**Data records:**

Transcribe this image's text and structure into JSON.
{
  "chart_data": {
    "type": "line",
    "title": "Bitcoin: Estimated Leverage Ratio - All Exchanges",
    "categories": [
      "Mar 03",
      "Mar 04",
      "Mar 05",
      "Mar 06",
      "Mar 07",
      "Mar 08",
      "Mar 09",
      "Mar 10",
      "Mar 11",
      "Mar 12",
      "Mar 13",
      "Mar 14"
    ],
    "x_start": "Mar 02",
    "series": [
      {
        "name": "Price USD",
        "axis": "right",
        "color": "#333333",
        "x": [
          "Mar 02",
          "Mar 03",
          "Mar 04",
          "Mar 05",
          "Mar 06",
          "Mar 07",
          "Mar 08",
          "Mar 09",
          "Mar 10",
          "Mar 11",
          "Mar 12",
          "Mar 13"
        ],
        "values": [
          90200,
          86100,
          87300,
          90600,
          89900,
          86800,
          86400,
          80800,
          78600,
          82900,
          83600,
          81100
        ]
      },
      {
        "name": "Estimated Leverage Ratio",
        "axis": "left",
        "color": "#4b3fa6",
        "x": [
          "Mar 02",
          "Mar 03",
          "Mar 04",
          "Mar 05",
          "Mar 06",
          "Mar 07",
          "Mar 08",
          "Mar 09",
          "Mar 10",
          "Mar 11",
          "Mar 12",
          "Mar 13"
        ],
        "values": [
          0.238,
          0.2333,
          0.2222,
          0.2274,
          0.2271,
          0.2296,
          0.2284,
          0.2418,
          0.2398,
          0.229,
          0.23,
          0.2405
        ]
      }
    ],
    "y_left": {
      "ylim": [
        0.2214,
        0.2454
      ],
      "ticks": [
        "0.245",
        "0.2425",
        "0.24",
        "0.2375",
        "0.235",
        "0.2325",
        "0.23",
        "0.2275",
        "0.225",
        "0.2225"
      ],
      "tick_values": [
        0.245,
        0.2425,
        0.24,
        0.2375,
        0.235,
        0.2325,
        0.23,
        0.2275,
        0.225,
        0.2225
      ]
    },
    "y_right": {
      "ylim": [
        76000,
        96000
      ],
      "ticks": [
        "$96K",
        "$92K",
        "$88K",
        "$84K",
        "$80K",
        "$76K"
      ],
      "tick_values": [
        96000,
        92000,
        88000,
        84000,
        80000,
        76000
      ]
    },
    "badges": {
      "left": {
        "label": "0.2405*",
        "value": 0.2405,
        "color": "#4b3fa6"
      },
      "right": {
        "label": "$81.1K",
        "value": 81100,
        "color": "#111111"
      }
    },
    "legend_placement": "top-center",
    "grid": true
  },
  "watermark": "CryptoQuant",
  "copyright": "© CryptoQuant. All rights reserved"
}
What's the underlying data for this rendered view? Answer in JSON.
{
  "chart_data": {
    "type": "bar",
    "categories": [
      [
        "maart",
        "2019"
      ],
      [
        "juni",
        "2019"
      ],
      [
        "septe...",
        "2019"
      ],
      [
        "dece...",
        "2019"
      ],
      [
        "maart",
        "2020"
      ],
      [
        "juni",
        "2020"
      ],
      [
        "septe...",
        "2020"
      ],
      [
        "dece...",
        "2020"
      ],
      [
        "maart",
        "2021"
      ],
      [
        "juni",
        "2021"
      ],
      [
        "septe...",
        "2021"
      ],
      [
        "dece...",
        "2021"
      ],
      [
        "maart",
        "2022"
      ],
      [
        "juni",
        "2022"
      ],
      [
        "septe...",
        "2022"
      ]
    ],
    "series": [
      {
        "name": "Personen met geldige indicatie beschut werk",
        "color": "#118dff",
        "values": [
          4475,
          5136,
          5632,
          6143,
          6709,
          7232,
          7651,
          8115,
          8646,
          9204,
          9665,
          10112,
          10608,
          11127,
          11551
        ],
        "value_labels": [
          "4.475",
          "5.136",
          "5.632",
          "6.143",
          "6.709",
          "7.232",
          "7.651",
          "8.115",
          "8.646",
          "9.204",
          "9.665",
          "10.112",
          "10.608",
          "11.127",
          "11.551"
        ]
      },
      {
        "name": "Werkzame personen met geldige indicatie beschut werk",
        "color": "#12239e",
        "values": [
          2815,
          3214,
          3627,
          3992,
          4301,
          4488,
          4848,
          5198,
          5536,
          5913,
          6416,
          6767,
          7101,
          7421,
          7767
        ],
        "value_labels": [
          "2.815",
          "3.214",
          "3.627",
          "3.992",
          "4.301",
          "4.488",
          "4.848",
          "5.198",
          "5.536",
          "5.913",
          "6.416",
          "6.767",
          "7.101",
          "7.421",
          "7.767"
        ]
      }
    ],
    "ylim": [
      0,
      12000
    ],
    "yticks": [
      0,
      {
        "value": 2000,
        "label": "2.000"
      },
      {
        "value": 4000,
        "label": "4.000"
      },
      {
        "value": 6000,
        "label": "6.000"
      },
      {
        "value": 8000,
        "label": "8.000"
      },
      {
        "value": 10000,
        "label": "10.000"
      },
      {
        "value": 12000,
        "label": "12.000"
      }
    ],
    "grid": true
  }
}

**Problem requirements:** Copy and report every line where the word "Ratio" is present.

**Complete response:**
    "title": "Bitcoin: Estimated Leverage Ratio - All Exchanges",
        "name": "Estimated Leverage Ratio",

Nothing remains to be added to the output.